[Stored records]
"""

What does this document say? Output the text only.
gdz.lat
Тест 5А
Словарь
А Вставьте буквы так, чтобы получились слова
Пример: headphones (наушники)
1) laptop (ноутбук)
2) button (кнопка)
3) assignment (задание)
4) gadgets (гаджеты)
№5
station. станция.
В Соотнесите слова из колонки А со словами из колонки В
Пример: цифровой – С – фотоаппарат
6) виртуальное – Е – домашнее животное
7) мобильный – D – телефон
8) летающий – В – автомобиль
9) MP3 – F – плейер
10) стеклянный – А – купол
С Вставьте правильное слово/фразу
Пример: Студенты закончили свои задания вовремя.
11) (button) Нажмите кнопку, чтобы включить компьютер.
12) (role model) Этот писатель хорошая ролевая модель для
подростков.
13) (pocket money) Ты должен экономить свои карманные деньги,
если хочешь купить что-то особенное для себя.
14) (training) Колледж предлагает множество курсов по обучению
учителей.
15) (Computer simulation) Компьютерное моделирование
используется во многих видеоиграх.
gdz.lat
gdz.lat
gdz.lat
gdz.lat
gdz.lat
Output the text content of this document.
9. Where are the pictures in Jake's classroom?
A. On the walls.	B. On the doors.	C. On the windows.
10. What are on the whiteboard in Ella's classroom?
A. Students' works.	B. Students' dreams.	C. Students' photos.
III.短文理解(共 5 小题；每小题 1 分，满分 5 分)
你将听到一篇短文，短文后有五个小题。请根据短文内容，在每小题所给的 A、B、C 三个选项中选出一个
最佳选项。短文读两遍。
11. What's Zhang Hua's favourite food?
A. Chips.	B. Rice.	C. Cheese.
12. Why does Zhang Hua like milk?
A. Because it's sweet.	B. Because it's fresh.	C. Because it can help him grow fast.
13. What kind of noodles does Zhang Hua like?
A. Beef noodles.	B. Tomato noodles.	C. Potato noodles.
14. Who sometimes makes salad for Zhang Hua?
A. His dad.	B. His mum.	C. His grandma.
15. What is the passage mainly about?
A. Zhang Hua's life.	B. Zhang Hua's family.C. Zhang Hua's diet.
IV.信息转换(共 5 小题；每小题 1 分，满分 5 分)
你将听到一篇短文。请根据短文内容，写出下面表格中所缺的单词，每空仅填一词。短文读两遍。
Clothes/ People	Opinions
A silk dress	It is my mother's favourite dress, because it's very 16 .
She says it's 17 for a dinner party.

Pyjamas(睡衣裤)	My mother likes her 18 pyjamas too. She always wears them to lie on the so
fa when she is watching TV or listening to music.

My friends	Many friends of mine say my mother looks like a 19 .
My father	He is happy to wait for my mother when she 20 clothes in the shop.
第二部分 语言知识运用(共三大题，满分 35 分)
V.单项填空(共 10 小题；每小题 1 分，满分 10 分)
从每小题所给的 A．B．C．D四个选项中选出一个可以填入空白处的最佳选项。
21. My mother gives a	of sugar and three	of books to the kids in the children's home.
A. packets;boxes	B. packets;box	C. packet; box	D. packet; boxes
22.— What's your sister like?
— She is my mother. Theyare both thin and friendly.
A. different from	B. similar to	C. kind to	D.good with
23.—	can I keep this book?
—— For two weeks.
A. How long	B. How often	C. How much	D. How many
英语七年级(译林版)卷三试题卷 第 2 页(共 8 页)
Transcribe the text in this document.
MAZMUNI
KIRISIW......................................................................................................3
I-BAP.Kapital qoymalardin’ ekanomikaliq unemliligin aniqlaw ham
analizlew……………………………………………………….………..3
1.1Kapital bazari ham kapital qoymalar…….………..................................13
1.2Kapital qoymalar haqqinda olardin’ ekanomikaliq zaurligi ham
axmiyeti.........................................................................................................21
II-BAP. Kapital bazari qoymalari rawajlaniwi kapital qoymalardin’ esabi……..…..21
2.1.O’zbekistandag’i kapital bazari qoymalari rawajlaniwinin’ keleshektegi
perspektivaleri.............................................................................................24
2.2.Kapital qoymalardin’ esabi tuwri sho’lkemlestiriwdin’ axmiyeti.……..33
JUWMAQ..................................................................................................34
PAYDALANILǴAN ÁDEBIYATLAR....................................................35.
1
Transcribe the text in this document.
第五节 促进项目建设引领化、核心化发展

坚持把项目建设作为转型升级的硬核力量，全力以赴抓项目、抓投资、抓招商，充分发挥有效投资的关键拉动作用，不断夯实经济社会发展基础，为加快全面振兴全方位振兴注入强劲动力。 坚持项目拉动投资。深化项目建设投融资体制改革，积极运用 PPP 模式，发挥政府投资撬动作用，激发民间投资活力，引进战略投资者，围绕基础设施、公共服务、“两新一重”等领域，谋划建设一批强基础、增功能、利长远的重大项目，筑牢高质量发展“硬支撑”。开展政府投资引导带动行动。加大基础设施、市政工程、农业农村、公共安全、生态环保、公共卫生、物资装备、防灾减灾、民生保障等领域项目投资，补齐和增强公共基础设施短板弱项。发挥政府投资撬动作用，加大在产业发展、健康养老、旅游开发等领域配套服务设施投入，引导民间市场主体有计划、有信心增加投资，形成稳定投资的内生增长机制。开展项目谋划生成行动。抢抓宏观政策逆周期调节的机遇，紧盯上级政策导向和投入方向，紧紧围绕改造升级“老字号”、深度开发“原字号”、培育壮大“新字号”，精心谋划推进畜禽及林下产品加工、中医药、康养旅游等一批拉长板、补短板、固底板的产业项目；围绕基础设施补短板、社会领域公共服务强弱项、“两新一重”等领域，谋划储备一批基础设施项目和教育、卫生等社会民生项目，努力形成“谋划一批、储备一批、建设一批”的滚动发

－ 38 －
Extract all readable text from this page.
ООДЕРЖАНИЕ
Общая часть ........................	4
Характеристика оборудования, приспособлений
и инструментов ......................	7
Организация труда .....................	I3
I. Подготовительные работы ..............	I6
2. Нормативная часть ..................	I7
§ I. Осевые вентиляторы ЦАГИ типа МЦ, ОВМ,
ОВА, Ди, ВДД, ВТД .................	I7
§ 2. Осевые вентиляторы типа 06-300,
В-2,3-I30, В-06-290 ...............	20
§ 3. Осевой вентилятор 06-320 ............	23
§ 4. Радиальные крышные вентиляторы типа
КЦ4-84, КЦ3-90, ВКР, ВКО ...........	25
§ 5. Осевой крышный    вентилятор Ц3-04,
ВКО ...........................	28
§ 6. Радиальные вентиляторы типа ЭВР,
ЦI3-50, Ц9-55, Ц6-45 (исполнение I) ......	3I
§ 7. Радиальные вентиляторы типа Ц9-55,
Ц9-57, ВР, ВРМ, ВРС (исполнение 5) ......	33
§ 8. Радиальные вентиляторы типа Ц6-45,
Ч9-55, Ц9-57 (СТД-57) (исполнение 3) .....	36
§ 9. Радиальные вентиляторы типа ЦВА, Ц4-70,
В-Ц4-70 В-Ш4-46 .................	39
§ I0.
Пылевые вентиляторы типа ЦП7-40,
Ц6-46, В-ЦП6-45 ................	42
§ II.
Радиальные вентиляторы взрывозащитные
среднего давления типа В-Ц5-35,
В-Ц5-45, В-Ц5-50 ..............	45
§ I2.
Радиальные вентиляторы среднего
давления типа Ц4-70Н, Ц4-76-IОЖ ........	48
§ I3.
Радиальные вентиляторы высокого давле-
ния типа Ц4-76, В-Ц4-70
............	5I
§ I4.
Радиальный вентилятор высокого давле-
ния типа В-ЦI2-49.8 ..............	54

"""

**Goal of the exercise**.
Set all of the entries down again, exactly as they were given.

**Output**.
What does this document say? Output the text only.
gdz.lat
Тест 5А
Словарь
А Вставьте буквы так, чтобы получились слова
Пример: headphones (наушники)
1) laptop (ноутбук)
2) button (кнопка)
3) assignment (задание)
4) gadgets (гаджеты)
№5
station. станция.
В Соотнесите слова из колонки А со словами из колонки В
Пример: цифровой – С – фотоаппарат
6) виртуальное – Е – домашнее животное
7) мобильный – D – телефон
8) летающий – В – автомобиль
9) MP3 – F – плейер
10) стеклянный – А – купол
С Вставьте правильное слово/фразу
Пример: Студенты закончили свои задания вовремя.
11) (button) Нажмите кнопку, чтобы включить компьютер.
12) (role model) Этот писатель хорошая ролевая модель для
подростков.
13) (pocket money) Ты должен экономить свои карманные деньги,
если хочешь купить что-то особенное для себя.
14) (training) Колледж предлагает множество курсов по обучению
учителей.
15) (Computer simulation) Компьютерное моделирование
используется во многих видеоиграх.
gdz.lat
gdz.lat
gdz.lat
gdz.lat
gdz.lat
Output the text content of this document.
9. Where are the pictures in Jake's classroom?
A. On the walls.	B. On the doors.	C. On the windows.
10. What are on the whiteboard in Ella's classroom?
A. Students' works.	B. Students' dreams.	C. Students' photos.
III.短文理解(共 5 小题；每小题 1 分，满分 5 分)
你将听到一篇短文，短文后有五个小题。请根据短文内容，在每小题所给的 A、B、C 三个选项中选出一个
最佳选项。短文读两遍。
11. What's Zhang Hua's favourite food?
A. Chips.	B. Rice.	C. Cheese.
12. Why does Zhang Hua like milk?
A. Because it's sweet.	B. Because it's fresh.	C. Because it can help him grow fast.
13. What kind of noodles does Zhang Hua like?
A. Beef noodles.	B. Tomato noodles.	C. Potato noodles.
14. Who sometimes makes salad for Zhang Hua?
A. His dad.	B. His mum.	C. His grandma.
15. What is the passage mainly about?
A. Zhang Hua's life.	B. Zhang Hua's family.C. Zhang Hua's diet.
IV.信息转换(共 5 小题；每小题 1 分，满分 5 分)
你将听到一篇短文。请根据短文内容，写出下面表格中所缺的单词，每空仅填一词。短文读两遍。
Clothes/ People	Opinions
A silk dress	It is my mother's favourite dress, because it's very 16 .
She says it's 17 for a dinner party.

Pyjamas(睡衣裤)	My mother likes her 18 pyjamas too. She always wears them to lie on the so
fa when she is watching TV or listening to music.

My friends	Many friends of mine say my mother looks like a 19 .
My father	He is happy to wait for my mother when she 20 clothes in the shop.
第二部分 语言知识运用(共三大题，满分 35 分)
V.单项填空(共 10 小题；每小题 1 分，满分 10 分)
从每小题所给的 A．B．C．D四个选项中选出一个可以填入空白处的最佳选项。
21. My mother gives a	of sugar and three	of books to the kids in the children's home.
A. packets;boxes	B. packets;box	C. packet; box	D. packet; boxes
22.— What's your sister like?
— She is my mother. Theyare both thin and friendly.
A. different from	B. similar to	C. kind to	D.good with
23.—	can I keep this book?
—— For two weeks.
A. How long	B. How often	C. How much	D. How many
英语七年级(译林版)卷三试题卷 第 2 页(共 8 页)
Transcribe the text in this document.
MAZMUNI
KIRISIW......................................................................................................3
I-BAP.Kapital qoymalardin’ ekanomikaliq unemliligin aniqlaw ham
analizlew……………………………………………………….………..3
1.1Kapital bazari ham kapital qoymalar…….………..................................13
1.2Kapital qoymalar haqqinda olardin’ ekanomikaliq zaurligi ham
axmiyeti.........................................................................................................21
II-BAP. Kapital bazari qoymalari rawajlaniwi kapital qoymalardin’ esabi……..…..21
2.1.O’zbekistandag’i kapital bazari qoymalari rawajlaniwinin’ keleshektegi
perspektivaleri.............................................................................................24
2.2.Kapital qoymalardin’ esabi tuwri sho’lkemlestiriwdin’ axmiyeti.……..33
JUWMAQ..................................................................................................34
PAYDALANILǴAN ÁDEBIYATLAR....................................................35.
1
Transcribe the text in this document.
第五节 促进项目建设引领化、核心化发展

坚持把项目建设作为转型升级的硬核力量，全力以赴抓项目、抓投资、抓招商，充分发挥有效投资的关键拉动作用，不断夯实经济社会发展基础，为加快全面振兴全方位振兴注入强劲动力。 坚持项目拉动投资。深化项目建设投融资体制改革，积极运用 PPP 模式，发挥政府投资撬动作用，激发民间投资活力，引进战略投资者，围绕基础设施、公共服务、“两新一重”等领域，谋划建设一批强基础、增功能、利长远的重大项目，筑牢高质量发展“硬支撑”。开展政府投资引导带动行动。加大基础设施、市政工程、农业农村、公共安全、生态环保、公共卫生、物资装备、防灾减灾、民生保障等领域项目投资，补齐和增强公共基础设施短板弱项。发挥政府投资撬动作用，加大在产业发展、健康养老、旅游开发等领域配套服务设施投入，引导民间市场主体有计划、有信心增加投资，形成稳定投资的内生增长机制。开展项目谋划生成行动。抢抓宏观政策逆周期调节的机遇，紧盯上级政策导向和投入方向，紧紧围绕改造升级“老字号”、深度开发“原字号”、培育壮大“新字号”，精心谋划推进畜禽及林下产品加工、中医药、康养旅游等一批拉长板、补短板、固底板的产业项目；围绕基础设施补短板、社会领域公共服务强弱项、“两新一重”等领域，谋划储备一批基础设施项目和教育、卫生等社会民生项目，努力形成“谋划一批、储备一批、建设一批”的滚动发

－ 38 －
Extract all readable text from this page.
ООДЕРЖАНИЕ
Общая часть ........................	4
Характеристика оборудования, приспособлений
и инструментов ......................	7
Организация труда .....................	I3
I. Подготовительные работы ..............	I6
2. Нормативная часть ..................	I7
§ I. Осевые вентиляторы ЦАГИ типа МЦ, ОВМ,
ОВА, Ди, ВДД, ВТД .................	I7
§ 2. Осевые вентиляторы типа 06-300,
В-2,3-I30, В-06-290 ...............	20
§ 3. Осевой вентилятор 06-320 ............	23
§ 4. Радиальные крышные вентиляторы типа
КЦ4-84, КЦ3-90, ВКР, ВКО ...........	25
§ 5. Осевой крышный    вентилятор Ц3-04,
ВКО ...........................	28
§ 6. Радиальные вентиляторы типа ЭВР,
ЦI3-50, Ц9-55, Ц6-45 (исполнение I) ......	3I
§ 7. Радиальные вентиляторы типа Ц9-55,
Ц9-57, ВР, ВРМ, ВРС (исполнение 5) ......	33
§ 8. Радиальные вентиляторы типа Ц6-45,
Ч9-55, Ц9-57 (СТД-57) (исполнение 3) .....	36
§ 9. Радиальные вентиляторы типа ЦВА, Ц4-70,
В-Ц4-70 В-Ш4-46 .................	39
§ I0.
Пылевые вентиляторы типа ЦП7-40,
Ц6-46, В-ЦП6-45 ................	42
§ II.
Радиальные вентиляторы взрывозащитные
среднего давления типа В-Ц5-35,
В-Ц5-45, В-Ц5-50 ..............	45
§ I2.
Радиальные вентиляторы среднего
давления типа Ц4-70Н, Ц4-76-IОЖ ........	48
§ I3.
Радиальные вентиляторы высокого давле-
ния типа Ц4-76, В-Ц4-70
............	5I
§ I4.
Радиальный вентилятор высокого давле-
ния типа В-ЦI2-49.8 ..............	54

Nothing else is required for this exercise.